→ Aim:
Below are records. Copy every line with "items" in it.

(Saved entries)

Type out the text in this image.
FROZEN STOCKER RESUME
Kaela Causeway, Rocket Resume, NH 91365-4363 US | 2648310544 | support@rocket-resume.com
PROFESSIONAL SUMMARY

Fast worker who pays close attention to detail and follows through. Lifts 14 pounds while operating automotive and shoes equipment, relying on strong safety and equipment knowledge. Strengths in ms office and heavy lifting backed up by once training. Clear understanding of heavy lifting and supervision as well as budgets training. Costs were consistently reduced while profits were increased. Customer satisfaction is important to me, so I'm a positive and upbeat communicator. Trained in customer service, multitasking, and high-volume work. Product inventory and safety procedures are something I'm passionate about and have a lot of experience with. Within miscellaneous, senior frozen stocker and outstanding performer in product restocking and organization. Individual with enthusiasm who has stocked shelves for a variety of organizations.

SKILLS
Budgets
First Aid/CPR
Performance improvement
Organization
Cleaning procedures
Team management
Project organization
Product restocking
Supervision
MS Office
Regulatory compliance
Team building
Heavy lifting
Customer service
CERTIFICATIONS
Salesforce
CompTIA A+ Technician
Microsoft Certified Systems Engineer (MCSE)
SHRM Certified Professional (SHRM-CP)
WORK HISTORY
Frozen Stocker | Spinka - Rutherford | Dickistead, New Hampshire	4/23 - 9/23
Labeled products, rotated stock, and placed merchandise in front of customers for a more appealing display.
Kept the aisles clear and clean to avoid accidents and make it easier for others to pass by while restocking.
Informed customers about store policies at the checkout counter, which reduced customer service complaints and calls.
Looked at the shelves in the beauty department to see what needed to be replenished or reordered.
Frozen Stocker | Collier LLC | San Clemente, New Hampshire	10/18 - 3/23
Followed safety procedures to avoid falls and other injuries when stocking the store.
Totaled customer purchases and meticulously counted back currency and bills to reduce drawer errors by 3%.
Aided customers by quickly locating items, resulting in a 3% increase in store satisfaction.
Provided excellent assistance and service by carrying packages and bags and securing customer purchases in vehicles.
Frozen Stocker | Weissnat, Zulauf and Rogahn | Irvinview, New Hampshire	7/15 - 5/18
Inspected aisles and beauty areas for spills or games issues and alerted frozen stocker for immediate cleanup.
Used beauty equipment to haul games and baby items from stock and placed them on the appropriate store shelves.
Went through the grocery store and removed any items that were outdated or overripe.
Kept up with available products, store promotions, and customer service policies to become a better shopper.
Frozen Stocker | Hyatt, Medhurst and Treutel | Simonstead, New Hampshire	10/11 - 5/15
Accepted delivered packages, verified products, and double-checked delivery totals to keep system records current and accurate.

→ Solution to this task:
Aided customers by quickly locating items, resulting in a 3% increase in store satisfaction.
Used beauty equipment to haul games and baby items from stock and placed them on the appropriate store shelves.
Went through the grocery store and removed any items that were outdated or overripe.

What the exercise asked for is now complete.